# [What is needed]
Write out all the lines again, precisely as they stand, but without the images.

(Stored data entries)

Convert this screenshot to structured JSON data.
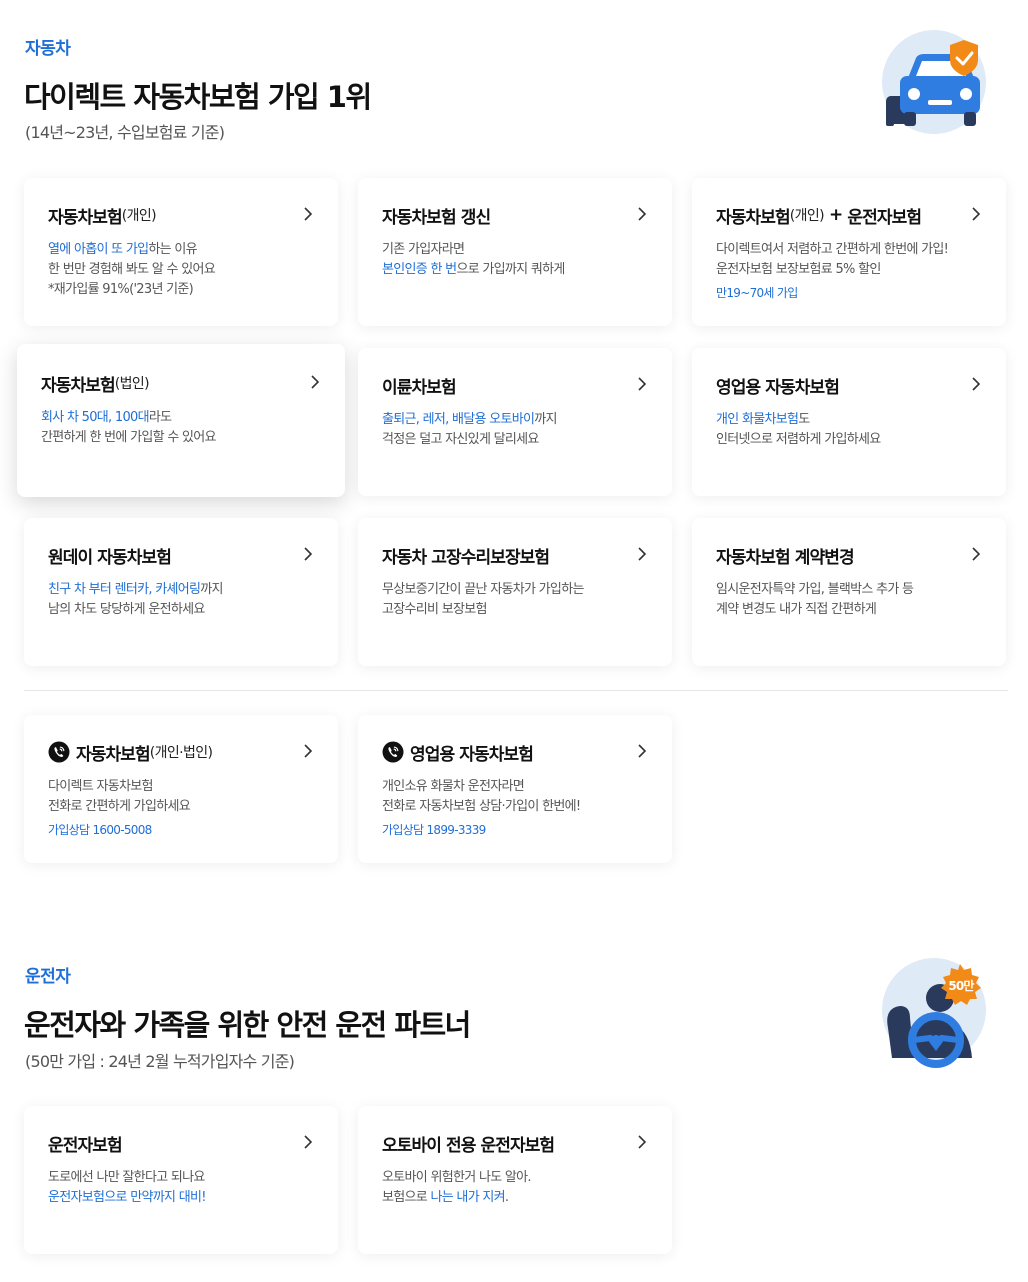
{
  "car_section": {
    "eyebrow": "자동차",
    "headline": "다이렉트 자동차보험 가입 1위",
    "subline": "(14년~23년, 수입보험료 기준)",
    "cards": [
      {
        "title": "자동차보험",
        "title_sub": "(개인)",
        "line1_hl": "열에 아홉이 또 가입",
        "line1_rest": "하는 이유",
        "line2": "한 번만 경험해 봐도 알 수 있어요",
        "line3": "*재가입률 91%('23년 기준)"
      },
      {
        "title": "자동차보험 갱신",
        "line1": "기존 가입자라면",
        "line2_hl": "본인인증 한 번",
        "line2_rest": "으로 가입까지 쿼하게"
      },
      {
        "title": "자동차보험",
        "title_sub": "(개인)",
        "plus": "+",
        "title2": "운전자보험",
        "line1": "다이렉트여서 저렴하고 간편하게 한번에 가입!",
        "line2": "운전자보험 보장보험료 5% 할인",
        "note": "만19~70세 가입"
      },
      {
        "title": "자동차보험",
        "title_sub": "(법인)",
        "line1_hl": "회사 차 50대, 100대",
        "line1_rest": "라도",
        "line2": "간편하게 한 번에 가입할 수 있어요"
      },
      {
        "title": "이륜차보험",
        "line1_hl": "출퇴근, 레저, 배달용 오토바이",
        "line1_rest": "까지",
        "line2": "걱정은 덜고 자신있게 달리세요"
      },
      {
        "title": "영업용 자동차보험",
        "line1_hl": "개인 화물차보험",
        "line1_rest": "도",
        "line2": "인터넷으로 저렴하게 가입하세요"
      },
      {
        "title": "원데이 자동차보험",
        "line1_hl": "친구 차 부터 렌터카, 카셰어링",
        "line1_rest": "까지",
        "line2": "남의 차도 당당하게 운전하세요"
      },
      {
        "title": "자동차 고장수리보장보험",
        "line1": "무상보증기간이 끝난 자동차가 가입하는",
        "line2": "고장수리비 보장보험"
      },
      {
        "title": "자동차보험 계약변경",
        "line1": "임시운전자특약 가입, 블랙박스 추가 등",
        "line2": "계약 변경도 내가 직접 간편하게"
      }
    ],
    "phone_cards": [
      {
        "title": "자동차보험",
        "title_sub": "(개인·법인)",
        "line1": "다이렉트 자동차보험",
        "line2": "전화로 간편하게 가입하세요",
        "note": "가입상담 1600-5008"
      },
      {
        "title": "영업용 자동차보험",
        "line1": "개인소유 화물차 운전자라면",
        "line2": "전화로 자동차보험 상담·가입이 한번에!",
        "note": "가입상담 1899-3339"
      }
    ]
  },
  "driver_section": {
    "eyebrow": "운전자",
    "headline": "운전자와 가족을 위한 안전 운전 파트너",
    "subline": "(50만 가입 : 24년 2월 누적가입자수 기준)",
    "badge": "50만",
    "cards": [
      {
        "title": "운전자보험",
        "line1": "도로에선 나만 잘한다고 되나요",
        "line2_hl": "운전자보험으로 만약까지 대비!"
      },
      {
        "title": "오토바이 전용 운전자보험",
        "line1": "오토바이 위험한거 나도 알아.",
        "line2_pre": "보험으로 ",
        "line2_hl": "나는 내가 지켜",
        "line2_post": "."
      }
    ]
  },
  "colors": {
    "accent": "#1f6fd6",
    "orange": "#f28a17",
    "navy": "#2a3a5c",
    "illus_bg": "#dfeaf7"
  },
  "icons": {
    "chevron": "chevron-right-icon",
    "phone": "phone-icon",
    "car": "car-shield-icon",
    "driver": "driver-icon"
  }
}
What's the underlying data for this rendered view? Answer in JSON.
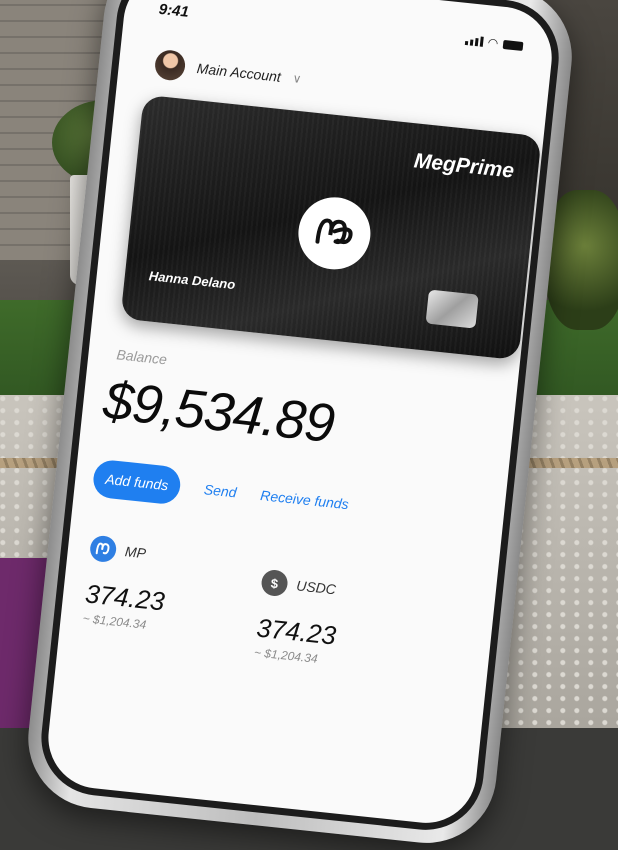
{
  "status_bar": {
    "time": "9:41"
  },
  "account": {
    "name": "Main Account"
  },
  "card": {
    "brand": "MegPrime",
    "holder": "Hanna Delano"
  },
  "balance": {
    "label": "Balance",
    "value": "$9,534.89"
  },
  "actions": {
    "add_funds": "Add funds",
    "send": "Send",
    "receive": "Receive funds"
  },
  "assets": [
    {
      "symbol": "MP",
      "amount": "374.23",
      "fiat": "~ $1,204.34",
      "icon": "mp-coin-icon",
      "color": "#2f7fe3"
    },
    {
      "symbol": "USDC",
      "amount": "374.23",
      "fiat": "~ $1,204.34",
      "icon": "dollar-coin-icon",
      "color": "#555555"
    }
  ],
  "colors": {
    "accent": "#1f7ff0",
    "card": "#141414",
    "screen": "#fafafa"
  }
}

# [Output for this exercise]
Convert this screenshot to structured JSON data.
{
  "car_section": {
    "eyebrow": "자동차",
    "headline": "다이렉트 자동차보험 가입 1위",
    "subline": "(14년~23년, 수입보험료 기준)",
    "cards": [
      {
        "title": "자동차보험",
        "title_sub": "(개인)",
        "line1_hl": "열에 아홉이 또 가입",
        "line1_rest": "하는 이유",
        "line2": "한 번만 경험해 봐도 알 수 있어요",
        "line3": "*재가입률 91%('23년 기준)"
      },
      {
        "title": "자동차보험 갱신",
        "line1": "기존 가입자라면",
        "line2_hl": "본인인증 한 번",
        "line2_rest": "으로 가입까지 쿼하게"
      },
      {
        "title": "자동차보험",
        "title_sub": "(개인)",
        "plus": "+",
        "title2": "운전자보험",
        "line1": "다이렉트여서 저렴하고 간편하게 한번에 가입!",
        "line2": "운전자보험 보장보험료 5% 할인",
        "note": "만19~70세 가입"
      },
      {
        "title": "자동차보험",
        "title_sub": "(법인)",
        "line1_hl": "회사 차 50대, 100대",
        "line1_rest": "라도",
        "line2": "간편하게 한 번에 가입할 수 있어요"
      },
      {
        "title": "이륜차보험",
        "line1_hl": "출퇴근, 레저, 배달용 오토바이",
        "line1_rest": "까지",
        "line2": "걱정은 덜고 자신있게 달리세요"
      },
      {
        "title": "영업용 자동차보험",
        "line1_hl": "개인 화물차보험",
        "line1_rest": "도",
        "line2": "인터넷으로 저렴하게 가입하세요"
      },
      {
        "title": "원데이 자동차보험",
        "line1_hl": "친구 차 부터 렌터카, 카셰어링",
        "line1_rest": "까지",
        "line2": "남의 차도 당당하게 운전하세요"
      },
      {
        "title": "자동차 고장수리보장보험",
        "line1": "무상보증기간이 끝난 자동차가 가입하는",
        "line2": "고장수리비 보장보험"
      },
      {
        "title": "자동차보험 계약변경",
        "line1": "임시운전자특약 가입, 블랙박스 추가 등",
        "line2": "계약 변경도 내가 직접 간편하게"
      }
    ],
    "phone_cards": [
      {
        "title": "자동차보험",
        "title_sub": "(개인·법인)",
        "line1": "다이렉트 자동차보험",
        "line2": "전화로 간편하게 가입하세요",
        "note": "가입상담 1600-5008"
      },
      {
        "title": "영업용 자동차보험",
        "line1": "개인소유 화물차 운전자라면",
        "line2": "전화로 자동차보험 상담·가입이 한번에!",
        "note": "가입상담 1899-3339"
      }
    ]
  },
  "driver_section": {
    "eyebrow": "운전자",
    "headline": "운전자와 가족을 위한 안전 운전 파트너",
    "subline": "(50만 가입 : 24년 2월 누적가입자수 기준)",
    "badge": "50만",
    "cards": [
      {
        "title": "운전자보험",
        "line1": "도로에선 나만 잘한다고 되나요",
        "line2_hl": "운전자보험으로 만약까지 대비!"
      },
      {
        "title": "오토바이 전용 운전자보험",
        "line1": "오토바이 위험한거 나도 알아.",
        "line2_pre": "보험으로 ",
        "line2_hl": "나는 내가 지켜",
        "line2_post": "."
      }
    ]
  },
  "colors": {
    "accent": "#1f6fd6",
    "orange": "#f28a17",
    "navy": "#2a3a5c",
    "illus_bg": "#dfeaf7"
  },
  "icons": {
    "chevron": "chevron-right-icon",
    "phone": "phone-icon",
    "car": "car-shield-icon",
    "driver": "driver-icon"
  }
}
What's the underlying data for this rendered view? Answer in JSON.
{
  "status_bar": {
    "time": "9:41"
  },
  "account": {
    "name": "Main Account"
  },
  "card": {
    "brand": "MegPrime",
    "holder": "Hanna Delano"
  },
  "balance": {
    "label": "Balance",
    "value": "$9,534.89"
  },
  "actions": {
    "add_funds": "Add funds",
    "send": "Send",
    "receive": "Receive funds"
  },
  "assets": [
    {
      "symbol": "MP",
      "amount": "374.23",
      "fiat": "~ $1,204.34",
      "icon": "mp-coin-icon",
      "color": "#2f7fe3"
    },
    {
      "symbol": "USDC",
      "amount": "374.23",
      "fiat": "~ $1,204.34",
      "icon": "dollar-coin-icon",
      "color": "#555555"
    }
  ],
  "colors": {
    "accent": "#1f7ff0",
    "card": "#141414",
    "screen": "#fafafa"
  }
}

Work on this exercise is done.